To do —
Go through the entries below and collect each line with the string "sich" in it.

Supplied entries —
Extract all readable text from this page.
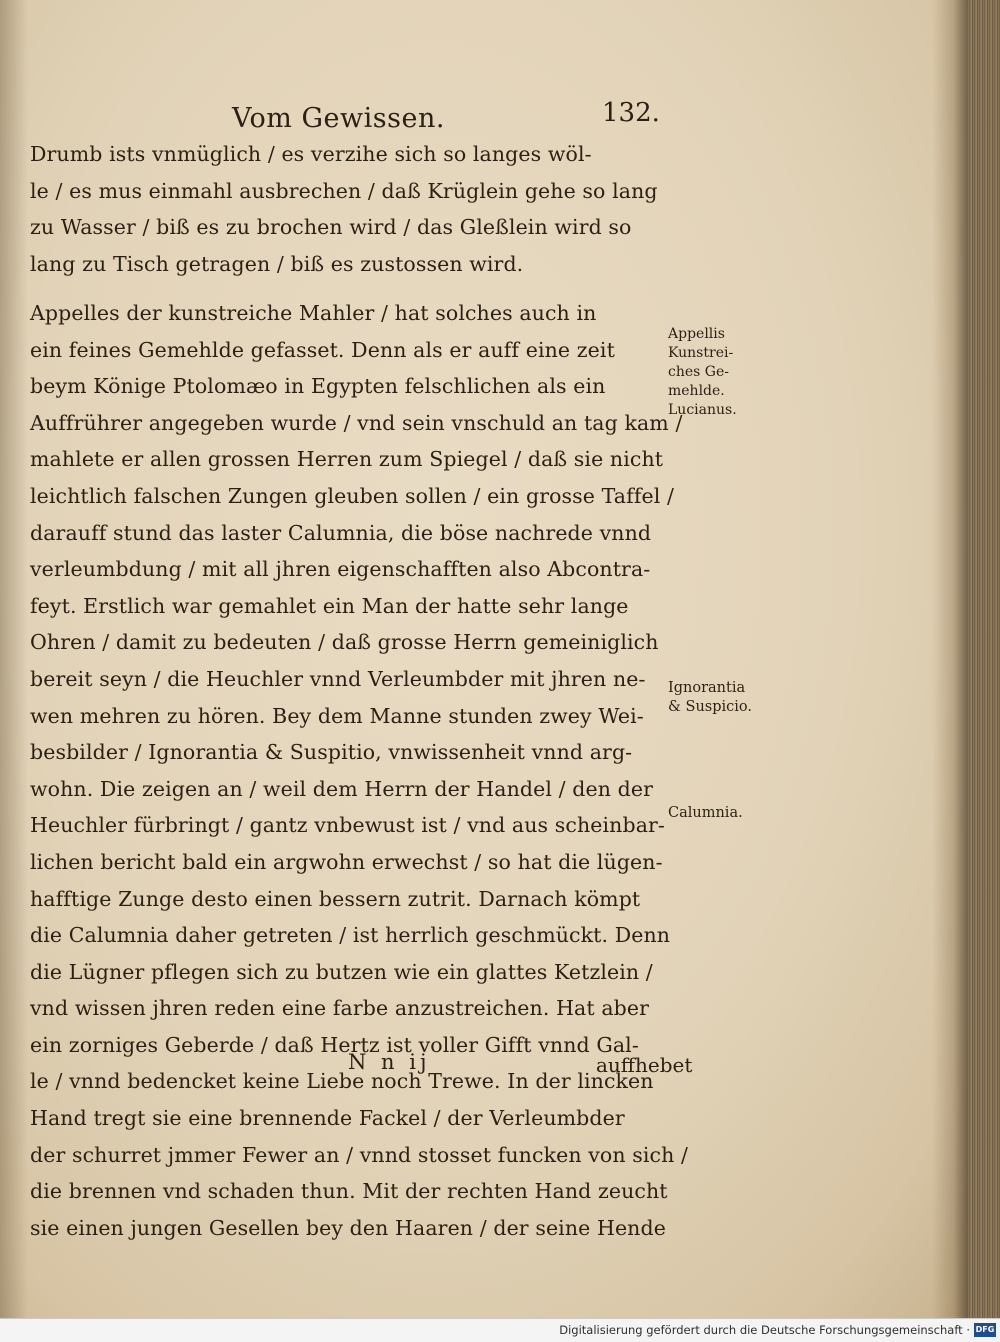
Vom Gewissen.	132.
Drumb ists vnmüglich / es verzihe sich so langes wöl-
le / es mus einmahl ausbrechen / daß Krüglein gehe so lang
zu Wasser / biß es zu brochen wird / das Gleßlein wird so
lang zu Tisch getragen / biß es zustossen wird.
Appelles der kunstreiche Mahler / hat solches auch in
ein feines Gemehlde gefasset. Denn als er auff eine zeit
beym Könige Ptolomæo in Egypten felschlichen als ein
Auffrührer angegeben wurde / vnd sein vnschuld an tag kam /
mahlete er allen grossen Herren zum Spiegel / daß sie nicht
leichtlich falschen Zungen gleuben sollen / ein grosse Taffel /
darauff stund das laster Calumnia, die böse nachrede vnnd
verleumbdung / mit all jhren eigenschafften also Abcontra-
feyt. Erstlich war gemahlet ein Man der hatte sehr lange
Ohren / damit zu bedeuten / daß grosse Herrn gemeiniglich
bereit seyn / die Heuchler vnnd Verleumbder mit jhren ne-
wen mehren zu hören. Bey dem Manne stunden zwey Wei-
besbilder / Ignorantia & Suspitio, vnwissenheit vnnd arg-
wohn. Die zeigen an / weil dem Herrn der Handel / den der
Heuchler fürbringt / gantz vnbewust ist / vnd aus scheinbar-
lichen bericht bald ein argwohn erwechst / so hat die lügen-
hafftige Zunge desto einen bessern zutrit. Darnach kömpt
die Calumnia daher getreten / ist herrlich geschmückt. Denn
die Lügner pflegen sich zu butzen wie ein glattes Ketzlein /
vnd wissen jhren reden eine farbe anzustreichen. Hat aber
ein zorniges Geberde / daß Hertz ist voller Gifft vnnd Gal-
le / vnnd bedencket keine Liebe noch Trewe. In der lincken
Hand tregt sie eine brennende Fackel / der Verleumbder
der schurret jmmer Fewer an / vnnd stosset funcken von sich /
die brennen vnd schaden thun. Mit der rechten Hand zeucht
sie einen jungen Gesellen bey den Haaren / der seine Hende
Appellis
Kunstrei-
ches Ge-
mehlde.
Lucianus.
Ignorantia
& Suspicio.
Calumnia.
N n ij	auffhebet
Digitalisierung gefördert durch die Deutsche Forschungsgemeinschaft · DFG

Full output —
Drumb ists vnmüglich / es verzihe sich so langes wöl-
die Lügner pflegen sich zu butzen wie ein glattes Ketzlein /
der schurret jmmer Fewer an / vnnd stosset funcken von sich /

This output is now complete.